[EXERCISE PROMPT] Read the records and gather each line that includes "kind".

[PROVIDED MATERIAL]
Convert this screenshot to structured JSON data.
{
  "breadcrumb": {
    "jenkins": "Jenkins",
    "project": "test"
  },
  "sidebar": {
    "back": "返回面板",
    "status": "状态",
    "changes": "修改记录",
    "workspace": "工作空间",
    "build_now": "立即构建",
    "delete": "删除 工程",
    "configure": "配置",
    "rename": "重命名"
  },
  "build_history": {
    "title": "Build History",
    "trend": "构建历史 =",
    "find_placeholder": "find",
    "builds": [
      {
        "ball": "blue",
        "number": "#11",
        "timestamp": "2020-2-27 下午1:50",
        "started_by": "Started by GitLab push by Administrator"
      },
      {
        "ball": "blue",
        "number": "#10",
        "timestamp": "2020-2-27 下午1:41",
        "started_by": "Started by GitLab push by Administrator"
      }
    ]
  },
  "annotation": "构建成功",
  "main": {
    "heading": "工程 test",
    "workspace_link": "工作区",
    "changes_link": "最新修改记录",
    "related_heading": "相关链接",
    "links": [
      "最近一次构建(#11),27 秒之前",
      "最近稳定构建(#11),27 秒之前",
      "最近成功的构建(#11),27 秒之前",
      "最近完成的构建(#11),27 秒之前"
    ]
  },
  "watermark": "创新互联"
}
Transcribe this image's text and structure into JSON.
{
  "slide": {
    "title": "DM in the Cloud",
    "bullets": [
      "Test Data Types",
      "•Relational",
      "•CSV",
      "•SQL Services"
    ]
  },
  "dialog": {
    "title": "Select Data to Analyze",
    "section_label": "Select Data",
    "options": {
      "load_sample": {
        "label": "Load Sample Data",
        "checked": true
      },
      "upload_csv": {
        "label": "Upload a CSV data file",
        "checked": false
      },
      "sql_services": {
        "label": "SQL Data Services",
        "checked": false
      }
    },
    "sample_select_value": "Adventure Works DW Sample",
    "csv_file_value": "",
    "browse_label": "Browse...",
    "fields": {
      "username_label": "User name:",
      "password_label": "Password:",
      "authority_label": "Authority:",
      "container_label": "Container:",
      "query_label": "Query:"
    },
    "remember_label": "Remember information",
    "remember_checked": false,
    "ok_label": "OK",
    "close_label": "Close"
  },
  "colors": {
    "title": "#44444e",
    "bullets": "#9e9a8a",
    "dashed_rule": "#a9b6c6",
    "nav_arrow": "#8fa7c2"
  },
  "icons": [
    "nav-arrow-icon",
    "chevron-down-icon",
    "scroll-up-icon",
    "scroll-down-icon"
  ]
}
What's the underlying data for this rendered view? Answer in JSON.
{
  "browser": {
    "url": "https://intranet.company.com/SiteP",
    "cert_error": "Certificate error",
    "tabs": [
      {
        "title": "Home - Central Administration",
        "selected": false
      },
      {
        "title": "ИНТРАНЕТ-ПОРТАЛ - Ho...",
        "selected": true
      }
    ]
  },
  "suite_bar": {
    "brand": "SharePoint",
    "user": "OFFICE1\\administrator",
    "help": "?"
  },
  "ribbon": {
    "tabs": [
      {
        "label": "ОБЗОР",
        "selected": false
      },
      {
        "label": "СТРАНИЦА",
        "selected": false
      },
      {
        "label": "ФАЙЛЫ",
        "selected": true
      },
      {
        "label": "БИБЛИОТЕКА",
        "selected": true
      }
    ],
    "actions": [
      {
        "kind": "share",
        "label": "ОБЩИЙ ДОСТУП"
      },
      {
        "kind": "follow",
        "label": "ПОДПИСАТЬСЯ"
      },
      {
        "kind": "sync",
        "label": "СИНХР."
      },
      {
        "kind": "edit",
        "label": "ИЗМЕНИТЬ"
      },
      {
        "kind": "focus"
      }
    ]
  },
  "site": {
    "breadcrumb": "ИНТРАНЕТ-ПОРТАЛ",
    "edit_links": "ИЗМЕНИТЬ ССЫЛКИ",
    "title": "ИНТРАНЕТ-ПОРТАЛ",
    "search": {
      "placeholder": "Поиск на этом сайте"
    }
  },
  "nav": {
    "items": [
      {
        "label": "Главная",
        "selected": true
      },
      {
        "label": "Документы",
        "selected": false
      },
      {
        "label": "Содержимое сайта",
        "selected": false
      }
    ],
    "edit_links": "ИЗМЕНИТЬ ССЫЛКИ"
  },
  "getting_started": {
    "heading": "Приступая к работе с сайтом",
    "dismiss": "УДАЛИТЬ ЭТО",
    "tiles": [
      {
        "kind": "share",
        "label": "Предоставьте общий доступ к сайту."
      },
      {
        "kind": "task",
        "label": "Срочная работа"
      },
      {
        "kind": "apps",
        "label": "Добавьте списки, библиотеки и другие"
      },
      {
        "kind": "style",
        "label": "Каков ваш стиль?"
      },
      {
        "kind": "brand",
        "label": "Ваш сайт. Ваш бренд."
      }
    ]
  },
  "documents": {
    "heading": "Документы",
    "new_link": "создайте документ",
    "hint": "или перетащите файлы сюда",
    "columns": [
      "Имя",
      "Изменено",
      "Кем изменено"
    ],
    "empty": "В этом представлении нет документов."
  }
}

[WRITTEN SOLUTION]
        "kind": "share",
        "kind": "follow",
        "kind": "sync",
        "kind": "edit",
        "kind": "focus"
        "kind": "share",
        "kind": "task",
        "kind": "apps",
        "kind": "style",
        "kind": "brand",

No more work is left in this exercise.